Extracted data entries
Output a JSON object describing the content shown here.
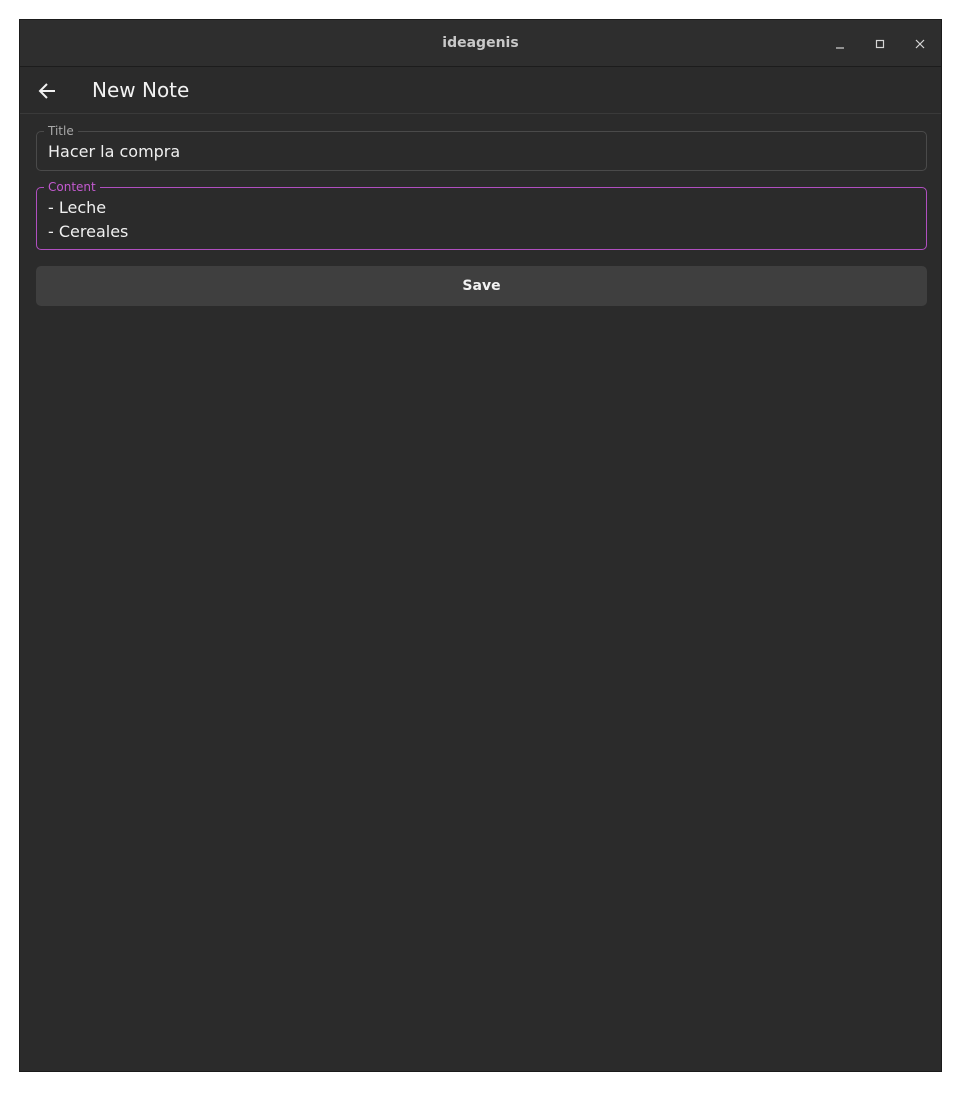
{
  "window": {
    "title": "ideagenis",
    "controls": [
      "minimize-icon",
      "maximize-icon",
      "close-icon"
    ]
  },
  "appbar": {
    "back_icon": "arrow-left-icon",
    "title": "New Note"
  },
  "form": {
    "title_field": {
      "label": "Title",
      "value": "Hacer la compra"
    },
    "content_field": {
      "label": "Content",
      "lines": [
        "- Leche",
        "- Cereales"
      ]
    },
    "save_label": "Save"
  },
  "colors": {
    "background": "#2b2b2b",
    "accent": "#c35ad0",
    "button": "#3f3f3f"
  }
}
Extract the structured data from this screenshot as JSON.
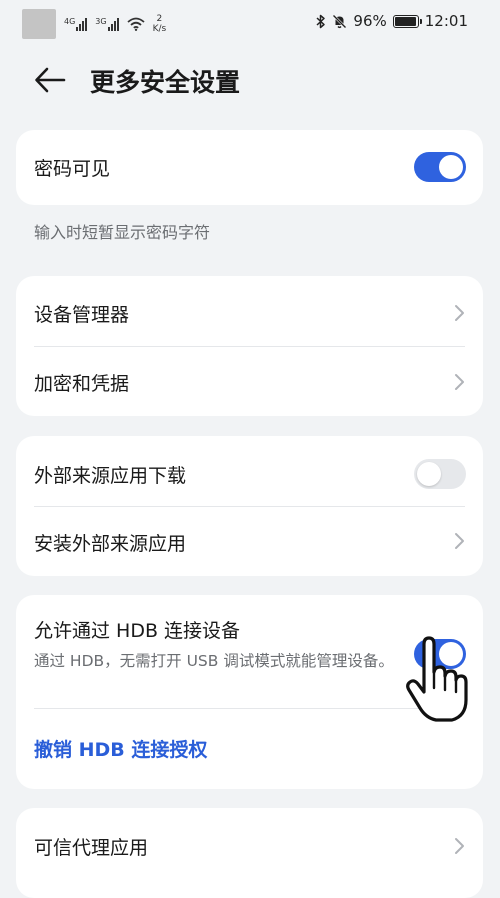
{
  "status_bar": {
    "sim1_label": "4G",
    "sim2_label": "3G",
    "speed_value": "2",
    "speed_unit": "K/s",
    "battery_text": "96%",
    "battery_level": 0.96,
    "time": "12:01",
    "icons": [
      "signal-icon",
      "wifi-icon",
      "bluetooth-icon",
      "mute-bell-icon",
      "battery-icon"
    ]
  },
  "header": {
    "title": "更多安全设置"
  },
  "password_card": {
    "label": "密码可见",
    "enabled": true,
    "caption": "输入时短暂显示密码字符"
  },
  "admin_card": {
    "items": [
      {
        "label": "设备管理器"
      },
      {
        "label": "加密和凭据"
      }
    ]
  },
  "external_card": {
    "download_label": "外部来源应用下载",
    "download_enabled": false,
    "install_label": "安装外部来源应用"
  },
  "hdb_card": {
    "label": "允许通过 HDB 连接设备",
    "description": "通过 HDB，无需打开 USB 调试模式就能管理设备。",
    "enabled": true,
    "revoke_label": "撤销 HDB 连接授权"
  },
  "trusted_card": {
    "label": "可信代理应用"
  },
  "colors": {
    "accent": "#2f62df",
    "link": "#2a5ed8",
    "background": "#f1f3f5",
    "card": "#ffffff"
  }
}
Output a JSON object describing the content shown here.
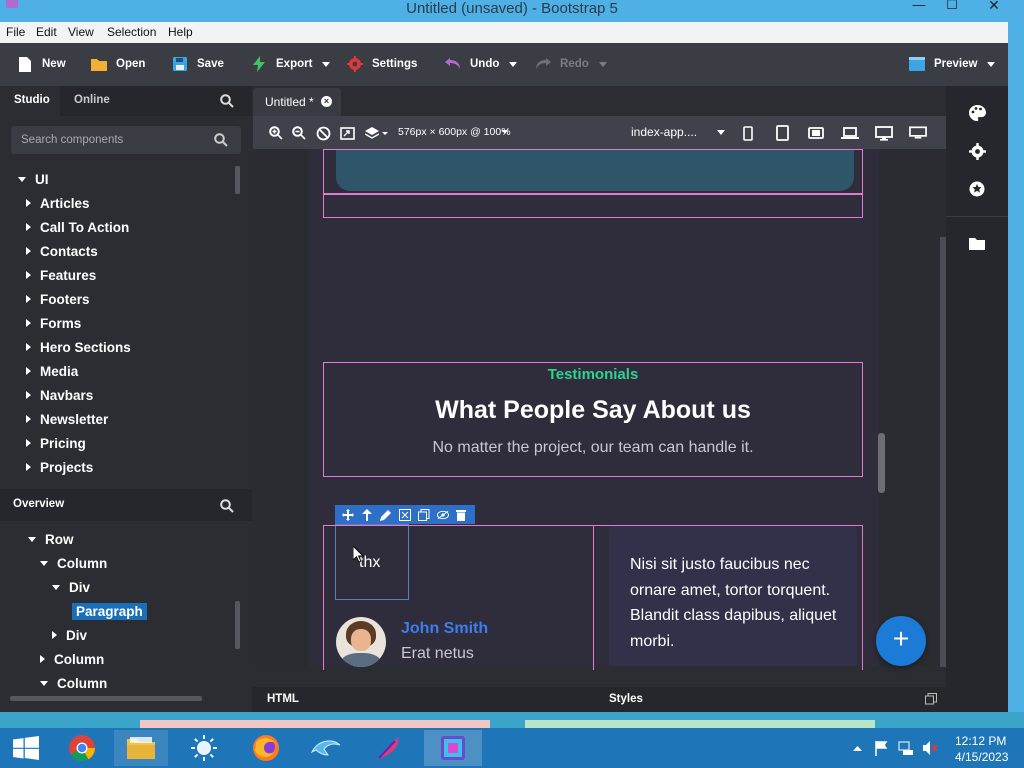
{
  "window": {
    "title": "Untitled (unsaved) - Bootstrap 5",
    "minimize": "—",
    "maximize": "☐",
    "close": "✕"
  },
  "menu": [
    "File",
    "Edit",
    "View",
    "Selection",
    "Help"
  ],
  "toolbar": {
    "new": "New",
    "open": "Open",
    "save": "Save",
    "export": "Export",
    "settings": "Settings",
    "undo": "Undo",
    "redo": "Redo",
    "preview": "Preview"
  },
  "left_tabs": {
    "studio": "Studio",
    "online": "Online"
  },
  "search": {
    "placeholder": "Search components"
  },
  "tree": {
    "root": "UI",
    "items": [
      "Articles",
      "Call To Action",
      "Contacts",
      "Features",
      "Footers",
      "Forms",
      "Hero Sections",
      "Media",
      "Navbars",
      "Newsletter",
      "Pricing",
      "Projects"
    ]
  },
  "overview": {
    "title": "Overview",
    "items": [
      {
        "label": "Row",
        "indent": 1,
        "expanded": true
      },
      {
        "label": "Column",
        "indent": 2,
        "expanded": true
      },
      {
        "label": "Div",
        "indent": 3,
        "expanded": true
      },
      {
        "label": "Paragraph",
        "indent": 4,
        "selected": true
      },
      {
        "label": "Div",
        "indent": 3,
        "expanded": false
      },
      {
        "label": "Column",
        "indent": 2,
        "expanded": false
      },
      {
        "label": "Column",
        "indent": 2,
        "expanded": true
      }
    ]
  },
  "doc_tab": {
    "label": "Untitled *"
  },
  "canvas_bar": {
    "viewport": "576px × 600px @ 100%",
    "file": "index-app...."
  },
  "page": {
    "eyebrow": "Testimonials",
    "heading": "What People Say About us",
    "subheading": "No matter the project, our team can handle it.",
    "selected_text": "thx",
    "person_name": "John Smith",
    "person_role": "Erat netus",
    "quote": "Nisi sit justo faucibus nec ornare amet, tortor torquent. Blandit class dapibus, aliquet morbi."
  },
  "bottom_tabs": {
    "html": "HTML",
    "styles": "Styles"
  },
  "colors": {
    "accent": "#1b7bd6",
    "eyebrow": "#2fd28f",
    "name": "#3e7cf0",
    "selection_outline": "#e07bd0"
  },
  "taskbar": {
    "time": "12:12 PM",
    "date": "4/15/2023"
  }
}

## Task objective
Pictures stay out; reproduce every line of the records exactly.

## Task result
Output a JSON object describing the content shown here.
{
  "window": {
    "title": "ideagenis",
    "controls": [
      "minimize-icon",
      "maximize-icon",
      "close-icon"
    ]
  },
  "appbar": {
    "back_icon": "arrow-left-icon",
    "title": "New Note"
  },
  "form": {
    "title_field": {
      "label": "Title",
      "value": "Hacer la compra"
    },
    "content_field": {
      "label": "Content",
      "lines": [
        "- Leche",
        "- Cereales"
      ]
    },
    "save_label": "Save"
  },
  "colors": {
    "background": "#2b2b2b",
    "accent": "#c35ad0",
    "button": "#3f3f3f"
  }
}
Extract the structured data from this screenshot as JSON.
{
  "status_bar": {
    "sim1_label": "4G",
    "sim2_label": "3G",
    "speed_value": "2",
    "speed_unit": "K/s",
    "battery_text": "96%",
    "battery_level": 0.96,
    "time": "12:01",
    "icons": [
      "signal-icon",
      "wifi-icon",
      "bluetooth-icon",
      "mute-bell-icon",
      "battery-icon"
    ]
  },
  "header": {
    "title": "更多安全设置"
  },
  "password_card": {
    "label": "密码可见",
    "enabled": true,
    "caption": "输入时短暂显示密码字符"
  },
  "admin_card": {
    "items": [
      {
        "label": "设备管理器"
      },
      {
        "label": "加密和凭据"
      }
    ]
  },
  "external_card": {
    "download_label": "外部来源应用下载",
    "download_enabled": false,
    "install_label": "安装外部来源应用"
  },
  "hdb_card": {
    "label": "允许通过 HDB 连接设备",
    "description": "通过 HDB，无需打开 USB 调试模式就能管理设备。",
    "enabled": true,
    "revoke_label": "撤销 HDB 连接授权"
  },
  "trusted_card": {
    "label": "可信代理应用"
  },
  "colors": {
    "accent": "#2f62df",
    "link": "#2a5ed8",
    "background": "#f1f3f5",
    "card": "#ffffff"
  }
}
Output a JSON object describing the content shown here.
{
  "window": {
    "title": "Untitled (unsaved) - Bootstrap 5",
    "minimize": "—",
    "maximize": "☐",
    "close": "✕"
  },
  "menu": [
    "File",
    "Edit",
    "View",
    "Selection",
    "Help"
  ],
  "toolbar": {
    "new": "New",
    "open": "Open",
    "save": "Save",
    "export": "Export",
    "settings": "Settings",
    "undo": "Undo",
    "redo": "Redo",
    "preview": "Preview"
  },
  "left_tabs": {
    "studio": "Studio",
    "online": "Online"
  },
  "search": {
    "placeholder": "Search components"
  },
  "tree": {
    "root": "UI",
    "items": [
      "Articles",
      "Call To Action",
      "Contacts",
      "Features",
      "Footers",
      "Forms",
      "Hero Sections",
      "Media",
      "Navbars",
      "Newsletter",
      "Pricing",
      "Projects"
    ]
  },
  "overview": {
    "title": "Overview",
    "items": [
      {
        "label": "Row",
        "indent": 1,
        "expanded": true
      },
      {
        "label": "Column",
        "indent": 2,
        "expanded": true
      },
      {
        "label": "Div",
        "indent": 3,
        "expanded": true
      },
      {
        "label": "Paragraph",
        "indent": 4,
        "selected": true
      },
      {
        "label": "Div",
        "indent": 3,
        "expanded": false
      },
      {
        "label": "Column",
        "indent": 2,
        "expanded": false
      },
      {
        "label": "Column",
        "indent": 2,
        "expanded": true
      }
    ]
  },
  "doc_tab": {
    "label": "Untitled *"
  },
  "canvas_bar": {
    "viewport": "576px × 600px @ 100%",
    "file": "index-app...."
  },
  "page": {
    "eyebrow": "Testimonials",
    "heading": "What People Say About us",
    "subheading": "No matter the project, our team can handle it.",
    "selected_text": "thx",
    "person_name": "John Smith",
    "person_role": "Erat netus",
    "quote": "Nisi sit justo faucibus nec ornare amet, tortor torquent. Blandit class dapibus, aliquet morbi."
  },
  "bottom_tabs": {
    "html": "HTML",
    "styles": "Styles"
  },
  "colors": {
    "accent": "#1b7bd6",
    "eyebrow": "#2fd28f",
    "name": "#3e7cf0",
    "selection_outline": "#e07bd0"
  },
  "taskbar": {
    "time": "12:12 PM",
    "date": "4/15/2023"
  }
}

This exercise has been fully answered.